Your objective. Scan the data below. Pull out each line where "Width" occurs.
BEGIN
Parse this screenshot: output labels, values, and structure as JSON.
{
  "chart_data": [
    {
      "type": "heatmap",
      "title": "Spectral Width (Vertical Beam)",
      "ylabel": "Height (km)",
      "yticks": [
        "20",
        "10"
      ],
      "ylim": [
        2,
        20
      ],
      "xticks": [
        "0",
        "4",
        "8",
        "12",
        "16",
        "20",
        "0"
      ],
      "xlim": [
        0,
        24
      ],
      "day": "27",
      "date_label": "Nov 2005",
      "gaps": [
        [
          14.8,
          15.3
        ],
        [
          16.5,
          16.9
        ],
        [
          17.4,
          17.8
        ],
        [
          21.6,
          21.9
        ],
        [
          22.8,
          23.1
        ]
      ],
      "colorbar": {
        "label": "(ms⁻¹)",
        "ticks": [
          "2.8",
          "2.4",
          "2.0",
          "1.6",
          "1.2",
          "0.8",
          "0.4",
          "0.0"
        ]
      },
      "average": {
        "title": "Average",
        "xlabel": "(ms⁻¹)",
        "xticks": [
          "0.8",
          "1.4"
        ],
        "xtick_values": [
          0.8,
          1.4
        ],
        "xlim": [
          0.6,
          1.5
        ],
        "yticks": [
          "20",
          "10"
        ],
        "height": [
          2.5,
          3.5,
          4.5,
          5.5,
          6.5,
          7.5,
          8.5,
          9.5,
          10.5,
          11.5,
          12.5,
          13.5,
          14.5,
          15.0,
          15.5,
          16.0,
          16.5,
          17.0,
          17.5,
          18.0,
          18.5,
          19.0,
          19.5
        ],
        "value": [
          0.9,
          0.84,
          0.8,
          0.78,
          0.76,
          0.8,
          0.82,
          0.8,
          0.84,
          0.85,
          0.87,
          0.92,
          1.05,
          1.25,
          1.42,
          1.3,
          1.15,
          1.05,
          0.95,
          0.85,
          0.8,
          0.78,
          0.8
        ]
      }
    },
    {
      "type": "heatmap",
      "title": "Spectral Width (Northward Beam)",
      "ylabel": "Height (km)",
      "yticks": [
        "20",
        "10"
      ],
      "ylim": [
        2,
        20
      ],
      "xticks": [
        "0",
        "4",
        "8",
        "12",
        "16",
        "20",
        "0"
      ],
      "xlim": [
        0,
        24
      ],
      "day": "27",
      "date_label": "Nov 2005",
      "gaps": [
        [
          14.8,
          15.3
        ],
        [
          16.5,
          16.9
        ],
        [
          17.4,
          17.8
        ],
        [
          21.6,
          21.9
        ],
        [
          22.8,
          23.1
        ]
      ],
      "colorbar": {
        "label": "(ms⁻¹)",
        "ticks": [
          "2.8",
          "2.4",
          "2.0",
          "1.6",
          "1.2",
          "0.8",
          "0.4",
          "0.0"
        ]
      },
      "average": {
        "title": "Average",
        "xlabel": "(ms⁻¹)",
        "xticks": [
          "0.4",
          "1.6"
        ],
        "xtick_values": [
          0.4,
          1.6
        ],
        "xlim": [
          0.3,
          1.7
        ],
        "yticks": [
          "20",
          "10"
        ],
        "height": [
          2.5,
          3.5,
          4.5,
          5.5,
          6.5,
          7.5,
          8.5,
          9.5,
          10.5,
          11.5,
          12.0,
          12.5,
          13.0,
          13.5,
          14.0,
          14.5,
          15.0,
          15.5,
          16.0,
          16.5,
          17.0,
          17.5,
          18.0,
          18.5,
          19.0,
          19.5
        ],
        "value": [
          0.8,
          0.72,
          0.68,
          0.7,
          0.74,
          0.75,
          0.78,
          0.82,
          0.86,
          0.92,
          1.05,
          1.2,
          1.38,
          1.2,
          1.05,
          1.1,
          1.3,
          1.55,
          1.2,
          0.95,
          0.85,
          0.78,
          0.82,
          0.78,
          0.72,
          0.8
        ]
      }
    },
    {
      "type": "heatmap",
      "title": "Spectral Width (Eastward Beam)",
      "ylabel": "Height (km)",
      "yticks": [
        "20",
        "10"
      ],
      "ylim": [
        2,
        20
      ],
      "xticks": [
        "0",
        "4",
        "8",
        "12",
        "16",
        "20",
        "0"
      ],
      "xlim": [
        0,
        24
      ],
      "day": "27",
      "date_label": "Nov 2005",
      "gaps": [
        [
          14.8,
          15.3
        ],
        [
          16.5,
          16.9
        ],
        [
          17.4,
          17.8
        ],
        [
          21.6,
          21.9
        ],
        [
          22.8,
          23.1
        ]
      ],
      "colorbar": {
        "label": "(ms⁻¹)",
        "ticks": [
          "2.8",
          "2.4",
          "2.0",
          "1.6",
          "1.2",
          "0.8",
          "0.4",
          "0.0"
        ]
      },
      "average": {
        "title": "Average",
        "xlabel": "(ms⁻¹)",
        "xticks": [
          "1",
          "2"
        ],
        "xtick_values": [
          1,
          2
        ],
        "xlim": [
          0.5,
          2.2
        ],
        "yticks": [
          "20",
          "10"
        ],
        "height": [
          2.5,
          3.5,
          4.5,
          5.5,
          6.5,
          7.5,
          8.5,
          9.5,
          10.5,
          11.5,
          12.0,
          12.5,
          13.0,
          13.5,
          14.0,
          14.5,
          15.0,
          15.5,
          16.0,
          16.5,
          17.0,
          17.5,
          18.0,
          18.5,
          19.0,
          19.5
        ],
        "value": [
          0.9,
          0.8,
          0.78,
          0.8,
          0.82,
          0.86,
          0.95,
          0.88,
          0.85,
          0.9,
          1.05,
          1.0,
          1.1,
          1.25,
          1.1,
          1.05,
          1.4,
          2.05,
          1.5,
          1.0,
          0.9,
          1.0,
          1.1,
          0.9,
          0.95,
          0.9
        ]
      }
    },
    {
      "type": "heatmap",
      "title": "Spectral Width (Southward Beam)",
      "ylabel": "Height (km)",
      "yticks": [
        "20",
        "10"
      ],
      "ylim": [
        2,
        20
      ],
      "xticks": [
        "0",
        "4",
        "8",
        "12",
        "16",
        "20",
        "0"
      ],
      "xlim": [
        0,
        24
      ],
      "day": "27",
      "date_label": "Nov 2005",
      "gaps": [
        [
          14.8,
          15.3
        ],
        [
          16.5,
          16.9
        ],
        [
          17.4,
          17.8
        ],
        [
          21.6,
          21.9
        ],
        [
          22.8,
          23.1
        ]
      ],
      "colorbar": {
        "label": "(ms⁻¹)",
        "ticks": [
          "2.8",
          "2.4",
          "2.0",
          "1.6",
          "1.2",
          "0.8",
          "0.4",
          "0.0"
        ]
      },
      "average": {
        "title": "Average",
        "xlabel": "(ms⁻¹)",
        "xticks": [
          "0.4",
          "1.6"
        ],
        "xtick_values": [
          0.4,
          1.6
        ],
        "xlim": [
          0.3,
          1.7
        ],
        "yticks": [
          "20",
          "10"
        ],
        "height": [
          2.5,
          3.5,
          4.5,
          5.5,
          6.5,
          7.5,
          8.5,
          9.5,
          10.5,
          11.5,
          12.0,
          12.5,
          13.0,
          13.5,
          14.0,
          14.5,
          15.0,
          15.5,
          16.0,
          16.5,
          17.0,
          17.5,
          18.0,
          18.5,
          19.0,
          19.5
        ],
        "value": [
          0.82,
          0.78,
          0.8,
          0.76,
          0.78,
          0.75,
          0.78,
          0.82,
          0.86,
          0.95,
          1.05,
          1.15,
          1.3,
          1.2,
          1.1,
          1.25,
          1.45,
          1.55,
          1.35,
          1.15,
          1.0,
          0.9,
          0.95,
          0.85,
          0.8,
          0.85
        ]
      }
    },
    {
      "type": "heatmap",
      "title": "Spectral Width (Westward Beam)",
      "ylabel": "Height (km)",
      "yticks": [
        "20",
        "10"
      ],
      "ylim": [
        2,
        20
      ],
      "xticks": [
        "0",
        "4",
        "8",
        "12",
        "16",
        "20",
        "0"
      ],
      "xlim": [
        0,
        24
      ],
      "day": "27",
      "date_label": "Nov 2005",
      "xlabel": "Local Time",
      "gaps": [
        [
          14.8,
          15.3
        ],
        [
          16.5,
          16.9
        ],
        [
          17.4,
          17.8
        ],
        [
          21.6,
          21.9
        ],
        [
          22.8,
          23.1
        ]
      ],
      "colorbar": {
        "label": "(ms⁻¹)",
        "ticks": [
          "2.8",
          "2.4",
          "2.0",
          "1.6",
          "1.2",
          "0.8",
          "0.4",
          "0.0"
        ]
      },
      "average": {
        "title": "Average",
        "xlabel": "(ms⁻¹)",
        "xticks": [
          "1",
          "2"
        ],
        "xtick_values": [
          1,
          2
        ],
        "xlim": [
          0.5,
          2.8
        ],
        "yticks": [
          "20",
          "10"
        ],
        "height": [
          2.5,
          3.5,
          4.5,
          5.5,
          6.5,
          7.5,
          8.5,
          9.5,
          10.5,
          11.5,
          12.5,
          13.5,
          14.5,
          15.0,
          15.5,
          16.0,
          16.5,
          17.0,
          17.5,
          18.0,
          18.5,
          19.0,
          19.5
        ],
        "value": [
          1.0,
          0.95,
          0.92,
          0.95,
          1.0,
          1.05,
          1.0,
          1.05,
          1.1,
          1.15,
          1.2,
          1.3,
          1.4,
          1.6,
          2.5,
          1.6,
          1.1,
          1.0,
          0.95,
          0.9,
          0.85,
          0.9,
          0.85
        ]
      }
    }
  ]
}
END
Complete output.
      "title": "Spectral Width (Vertical Beam)",
      "title": "Spectral Width (Northward Beam)",
      "title": "Spectral Width (Eastward Beam)",
      "title": "Spectral Width (Southward Beam)",
      "title": "Spectral Width (Westward Beam)",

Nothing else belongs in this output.